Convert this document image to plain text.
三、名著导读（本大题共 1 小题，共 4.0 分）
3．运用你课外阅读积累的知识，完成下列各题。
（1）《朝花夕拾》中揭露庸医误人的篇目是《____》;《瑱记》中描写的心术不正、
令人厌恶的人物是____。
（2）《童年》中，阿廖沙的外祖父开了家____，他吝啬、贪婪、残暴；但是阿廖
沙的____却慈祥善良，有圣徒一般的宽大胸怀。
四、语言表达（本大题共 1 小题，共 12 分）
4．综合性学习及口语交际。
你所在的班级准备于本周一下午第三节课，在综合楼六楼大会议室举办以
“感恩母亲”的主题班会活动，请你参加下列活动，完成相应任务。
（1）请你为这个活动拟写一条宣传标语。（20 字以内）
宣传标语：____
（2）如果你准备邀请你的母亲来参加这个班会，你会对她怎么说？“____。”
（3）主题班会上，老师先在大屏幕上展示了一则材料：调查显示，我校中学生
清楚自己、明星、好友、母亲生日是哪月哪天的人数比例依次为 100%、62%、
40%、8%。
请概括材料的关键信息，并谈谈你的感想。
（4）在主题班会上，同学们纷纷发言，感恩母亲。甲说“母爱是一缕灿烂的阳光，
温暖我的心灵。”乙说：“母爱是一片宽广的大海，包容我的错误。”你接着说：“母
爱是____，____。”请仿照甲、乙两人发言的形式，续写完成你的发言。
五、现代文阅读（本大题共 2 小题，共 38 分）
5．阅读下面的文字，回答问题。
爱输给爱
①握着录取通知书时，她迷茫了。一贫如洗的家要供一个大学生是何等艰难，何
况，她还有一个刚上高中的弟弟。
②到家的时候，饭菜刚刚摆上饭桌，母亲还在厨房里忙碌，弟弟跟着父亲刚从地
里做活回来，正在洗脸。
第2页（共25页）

• _Prompt_:
Pick out every line above that holds the word "本大题共" and copy it.

• _Response_:
三、名著导读（本大题共 1 小题，共 4.0 分）
四、语言表达（本大题共 1 小题，共 12 分）
五、现代文阅读（本大题共 2 小题，共 38 分）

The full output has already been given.